[START Material provided]
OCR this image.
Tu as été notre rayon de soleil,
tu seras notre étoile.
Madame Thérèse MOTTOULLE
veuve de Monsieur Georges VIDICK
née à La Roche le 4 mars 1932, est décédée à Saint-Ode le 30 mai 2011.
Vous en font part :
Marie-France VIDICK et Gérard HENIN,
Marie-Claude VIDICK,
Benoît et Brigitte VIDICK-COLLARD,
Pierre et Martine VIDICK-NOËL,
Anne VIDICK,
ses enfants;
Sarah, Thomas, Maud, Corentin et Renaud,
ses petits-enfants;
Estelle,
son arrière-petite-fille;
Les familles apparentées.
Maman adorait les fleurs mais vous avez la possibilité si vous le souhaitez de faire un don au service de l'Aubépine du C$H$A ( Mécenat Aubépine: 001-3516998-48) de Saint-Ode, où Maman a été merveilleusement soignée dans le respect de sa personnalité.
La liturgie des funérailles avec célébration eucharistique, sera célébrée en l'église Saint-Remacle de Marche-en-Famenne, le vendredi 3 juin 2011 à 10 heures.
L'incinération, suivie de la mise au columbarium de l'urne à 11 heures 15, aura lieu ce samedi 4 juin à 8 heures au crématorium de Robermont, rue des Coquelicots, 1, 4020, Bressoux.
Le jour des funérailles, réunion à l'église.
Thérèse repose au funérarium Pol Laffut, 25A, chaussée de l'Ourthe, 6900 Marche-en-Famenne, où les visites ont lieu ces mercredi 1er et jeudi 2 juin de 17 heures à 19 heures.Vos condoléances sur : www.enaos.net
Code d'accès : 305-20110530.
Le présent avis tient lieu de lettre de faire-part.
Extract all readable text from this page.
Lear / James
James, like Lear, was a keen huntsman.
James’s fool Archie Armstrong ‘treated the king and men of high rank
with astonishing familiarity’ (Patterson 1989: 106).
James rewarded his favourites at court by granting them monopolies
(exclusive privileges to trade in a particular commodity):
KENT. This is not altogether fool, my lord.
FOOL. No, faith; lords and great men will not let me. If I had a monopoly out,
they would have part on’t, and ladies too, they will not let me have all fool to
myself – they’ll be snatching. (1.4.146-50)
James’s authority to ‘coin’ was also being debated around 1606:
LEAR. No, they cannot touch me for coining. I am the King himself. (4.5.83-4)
[END Material provided]
Written problem ▸
Starting at the line that contains "Extract all readable text from this page.", repeat each line exactly through the last one in the listing. Include both of those lines and nothing more.

Exercise response ▸
Extract all readable text from this page.
Lear / James
James, like Lear, was a keen huntsman.
James’s fool Archie Armstrong ‘treated the king and men of high rank
with astonishing familiarity’ (Patterson 1989: 106).
James rewarded his favourites at court by granting them monopolies
(exclusive privileges to trade in a particular commodity):
KENT. This is not altogether fool, my lord.
FOOL. No, faith; lords and great men will not let me. If I had a monopoly out,
they would have part on’t, and ladies too, they will not let me have all fool to
myself – they’ll be snatching. (1.4.146-50)
James’s authority to ‘coin’ was also being debated around 1606:
LEAR. No, they cannot touch me for coining. I am the King himself. (4.5.83-4)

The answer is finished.